> [WHAT THIS TASK INVOLVES]
Please set down the rows below word for word, starting at the line that contains "- step-curve-settings-link[interactable]: Curve" and ending at the line that contains "- voltage-mode-icon[interactable]: V: [786, 231, 810, 255]".

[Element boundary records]
┄┄┄┄┄┄┄┄┄┄┄┄┄┄┄┄┄┄┄┄

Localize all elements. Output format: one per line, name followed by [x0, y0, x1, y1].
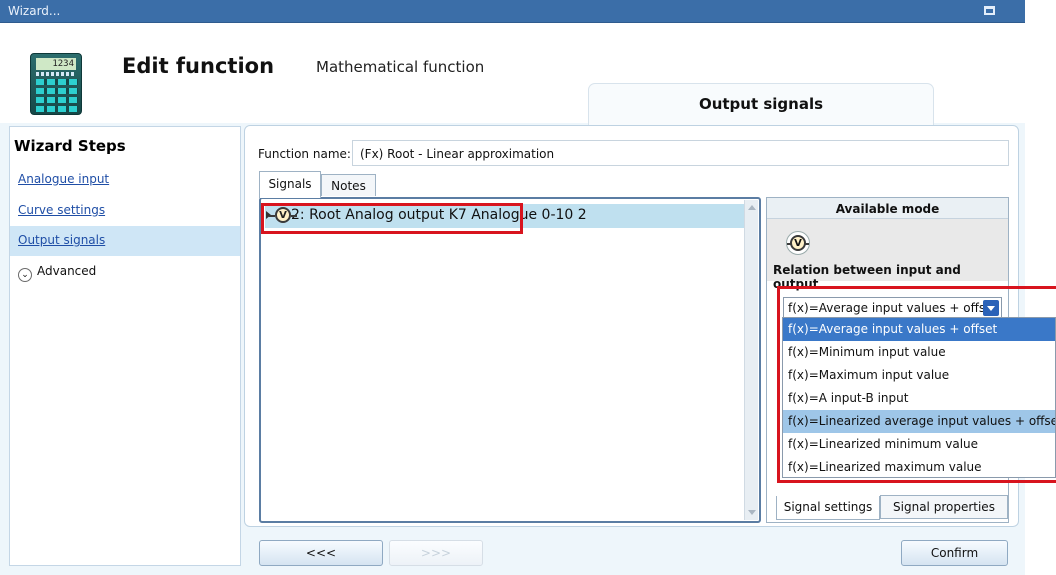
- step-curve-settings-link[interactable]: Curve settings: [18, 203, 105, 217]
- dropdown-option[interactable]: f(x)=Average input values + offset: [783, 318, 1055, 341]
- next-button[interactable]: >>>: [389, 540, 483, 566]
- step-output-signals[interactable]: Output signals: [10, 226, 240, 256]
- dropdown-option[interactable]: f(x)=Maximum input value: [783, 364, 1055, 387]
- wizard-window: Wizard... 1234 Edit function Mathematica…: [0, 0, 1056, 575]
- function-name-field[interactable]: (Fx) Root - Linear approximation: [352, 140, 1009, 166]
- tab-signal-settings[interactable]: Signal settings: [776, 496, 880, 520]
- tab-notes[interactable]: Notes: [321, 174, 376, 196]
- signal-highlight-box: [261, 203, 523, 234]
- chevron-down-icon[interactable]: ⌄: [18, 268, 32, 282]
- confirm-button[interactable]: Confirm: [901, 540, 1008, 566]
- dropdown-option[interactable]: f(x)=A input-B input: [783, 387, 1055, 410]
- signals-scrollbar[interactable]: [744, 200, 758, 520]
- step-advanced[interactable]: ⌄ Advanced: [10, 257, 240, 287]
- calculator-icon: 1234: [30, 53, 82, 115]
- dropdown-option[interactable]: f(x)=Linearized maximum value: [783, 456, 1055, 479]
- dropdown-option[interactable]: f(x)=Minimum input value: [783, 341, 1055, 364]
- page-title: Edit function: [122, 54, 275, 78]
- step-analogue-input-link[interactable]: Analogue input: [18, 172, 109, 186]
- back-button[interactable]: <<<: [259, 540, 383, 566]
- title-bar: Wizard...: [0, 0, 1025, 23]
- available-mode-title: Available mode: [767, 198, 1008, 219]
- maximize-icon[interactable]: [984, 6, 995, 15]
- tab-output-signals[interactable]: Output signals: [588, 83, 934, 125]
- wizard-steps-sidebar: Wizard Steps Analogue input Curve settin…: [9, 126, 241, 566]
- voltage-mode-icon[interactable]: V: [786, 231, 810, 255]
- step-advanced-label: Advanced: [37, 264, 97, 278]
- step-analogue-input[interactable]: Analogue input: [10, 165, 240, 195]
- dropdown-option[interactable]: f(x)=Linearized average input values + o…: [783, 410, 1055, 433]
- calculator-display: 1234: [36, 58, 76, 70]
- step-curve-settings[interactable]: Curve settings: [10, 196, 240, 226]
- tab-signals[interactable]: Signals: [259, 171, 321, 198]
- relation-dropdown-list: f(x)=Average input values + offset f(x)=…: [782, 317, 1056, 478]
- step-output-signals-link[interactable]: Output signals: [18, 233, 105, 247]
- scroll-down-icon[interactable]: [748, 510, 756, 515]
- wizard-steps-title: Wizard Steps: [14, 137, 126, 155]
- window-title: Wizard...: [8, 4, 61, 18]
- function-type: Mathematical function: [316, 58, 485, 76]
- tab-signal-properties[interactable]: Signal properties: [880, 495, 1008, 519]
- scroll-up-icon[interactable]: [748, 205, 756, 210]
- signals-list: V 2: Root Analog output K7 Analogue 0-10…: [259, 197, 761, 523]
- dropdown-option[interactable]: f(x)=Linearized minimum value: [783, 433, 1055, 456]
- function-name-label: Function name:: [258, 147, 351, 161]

┄┄┄┄┄┄┄┄┄┄┄┄┄┄┄┄┄┄┄┄

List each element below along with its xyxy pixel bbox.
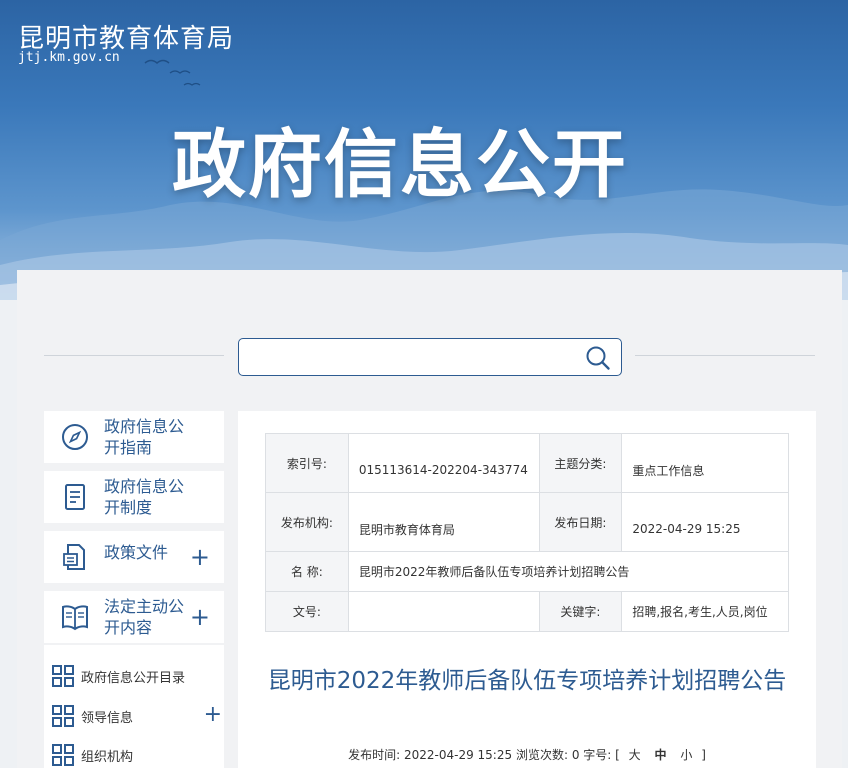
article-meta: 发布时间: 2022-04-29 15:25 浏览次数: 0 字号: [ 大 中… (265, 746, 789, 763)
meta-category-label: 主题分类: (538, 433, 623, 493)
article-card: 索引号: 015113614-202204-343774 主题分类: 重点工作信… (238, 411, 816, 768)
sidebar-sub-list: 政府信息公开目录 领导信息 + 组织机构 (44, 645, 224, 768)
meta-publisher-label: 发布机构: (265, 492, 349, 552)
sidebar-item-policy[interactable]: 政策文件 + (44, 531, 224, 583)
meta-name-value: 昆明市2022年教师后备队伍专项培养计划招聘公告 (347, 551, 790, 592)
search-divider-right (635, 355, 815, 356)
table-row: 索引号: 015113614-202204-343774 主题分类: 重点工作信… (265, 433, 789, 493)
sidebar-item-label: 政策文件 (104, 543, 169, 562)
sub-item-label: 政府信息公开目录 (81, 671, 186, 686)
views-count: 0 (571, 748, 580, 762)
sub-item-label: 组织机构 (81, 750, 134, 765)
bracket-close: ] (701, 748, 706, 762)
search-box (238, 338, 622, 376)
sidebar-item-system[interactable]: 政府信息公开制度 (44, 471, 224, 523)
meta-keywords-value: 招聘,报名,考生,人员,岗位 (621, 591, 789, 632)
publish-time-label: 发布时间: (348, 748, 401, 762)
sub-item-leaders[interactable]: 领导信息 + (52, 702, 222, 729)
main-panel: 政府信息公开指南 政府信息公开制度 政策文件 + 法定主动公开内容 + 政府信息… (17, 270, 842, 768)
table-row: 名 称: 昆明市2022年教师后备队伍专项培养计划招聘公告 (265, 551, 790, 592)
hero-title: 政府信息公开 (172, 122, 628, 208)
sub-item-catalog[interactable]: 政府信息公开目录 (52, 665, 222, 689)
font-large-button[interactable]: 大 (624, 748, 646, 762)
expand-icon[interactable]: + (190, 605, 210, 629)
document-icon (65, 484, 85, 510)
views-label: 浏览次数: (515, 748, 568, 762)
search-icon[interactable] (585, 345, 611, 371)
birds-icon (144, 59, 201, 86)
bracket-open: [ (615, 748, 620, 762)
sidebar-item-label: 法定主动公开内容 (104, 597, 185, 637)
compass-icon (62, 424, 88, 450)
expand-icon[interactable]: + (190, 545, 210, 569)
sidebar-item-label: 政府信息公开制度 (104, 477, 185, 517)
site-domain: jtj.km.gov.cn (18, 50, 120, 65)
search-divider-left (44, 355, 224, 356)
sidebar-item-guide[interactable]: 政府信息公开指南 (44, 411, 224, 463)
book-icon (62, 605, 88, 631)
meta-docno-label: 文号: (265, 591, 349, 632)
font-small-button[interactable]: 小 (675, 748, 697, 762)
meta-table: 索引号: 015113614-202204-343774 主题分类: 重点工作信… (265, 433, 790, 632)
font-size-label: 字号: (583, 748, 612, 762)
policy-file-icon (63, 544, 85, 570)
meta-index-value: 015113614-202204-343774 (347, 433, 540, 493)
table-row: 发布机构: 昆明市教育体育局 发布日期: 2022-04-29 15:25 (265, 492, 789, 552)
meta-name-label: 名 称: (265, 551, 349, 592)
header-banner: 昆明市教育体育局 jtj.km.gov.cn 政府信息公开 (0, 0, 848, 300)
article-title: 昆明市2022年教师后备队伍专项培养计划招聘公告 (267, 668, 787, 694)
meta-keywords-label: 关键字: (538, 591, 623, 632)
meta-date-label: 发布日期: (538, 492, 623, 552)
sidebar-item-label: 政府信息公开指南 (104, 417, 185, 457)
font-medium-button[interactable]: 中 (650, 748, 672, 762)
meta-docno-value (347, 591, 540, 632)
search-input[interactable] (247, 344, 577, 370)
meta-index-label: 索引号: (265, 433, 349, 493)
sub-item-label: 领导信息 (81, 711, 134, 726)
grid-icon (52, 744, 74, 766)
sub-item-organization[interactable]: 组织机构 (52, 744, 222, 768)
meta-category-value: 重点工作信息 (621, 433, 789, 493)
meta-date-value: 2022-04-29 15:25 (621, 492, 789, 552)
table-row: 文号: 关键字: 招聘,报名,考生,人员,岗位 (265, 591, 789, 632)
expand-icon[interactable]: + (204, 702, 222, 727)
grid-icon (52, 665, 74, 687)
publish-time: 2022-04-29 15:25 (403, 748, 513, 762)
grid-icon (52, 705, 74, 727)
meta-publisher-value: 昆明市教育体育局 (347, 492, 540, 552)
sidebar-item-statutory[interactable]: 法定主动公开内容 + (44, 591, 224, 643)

┄┄┄┄┄┄┄┄┄┄┄┄┄┄┄┄┄┄┄┄

> [THE COMPLETED TASK]
- step-curve-settings-link[interactable]: Curve settings: [18, 203, 105, 217]
- dropdown-option[interactable]: f(x)=Average input values + offset: [783, 318, 1055, 341]
- next-button[interactable]: >>>: [389, 540, 483, 566]
- step-output-signals[interactable]: Output signals: [10, 226, 240, 256]
- dropdown-option[interactable]: f(x)=Maximum input value: [783, 364, 1055, 387]
- wizard-window: Wizard... 1234 Edit function Mathematica…: [0, 0, 1056, 575]
- function-name-field[interactable]: (Fx) Root - Linear approximation: [352, 140, 1009, 166]
- tab-signal-settings[interactable]: Signal settings: [776, 496, 880, 520]
- tab-notes[interactable]: Notes: [321, 174, 376, 196]
- signal-highlight-box: [261, 203, 523, 234]
- chevron-down-icon[interactable]: ⌄: [18, 268, 32, 282]
- confirm-button[interactable]: Confirm: [901, 540, 1008, 566]
- dropdown-option[interactable]: f(x)=A input-B input: [783, 387, 1055, 410]
- signals-scrollbar[interactable]: [744, 200, 758, 520]
- step-advanced[interactable]: ⌄ Advanced: [10, 257, 240, 287]
- calculator-icon: 1234: [30, 53, 82, 115]
- dropdown-option[interactable]: f(x)=Linearized maximum value: [783, 456, 1055, 479]
- dropdown-option[interactable]: f(x)=Minimum input value: [783, 341, 1055, 364]
- page-title: Edit function: [122, 54, 275, 78]
- step-analogue-input-link[interactable]: Analogue input: [18, 172, 109, 186]
- back-button[interactable]: <<<: [259, 540, 383, 566]
- title-bar: Wizard...: [0, 0, 1025, 23]
- available-mode-title: Available mode: [767, 198, 1008, 219]
- maximize-icon[interactable]: [984, 6, 995, 15]
- tab-output-signals[interactable]: Output signals: [588, 83, 934, 125]
- wizard-steps-sidebar: Wizard Steps Analogue input Curve settin…: [9, 126, 241, 566]
- voltage-mode-icon[interactable]: V: [786, 231, 810, 255]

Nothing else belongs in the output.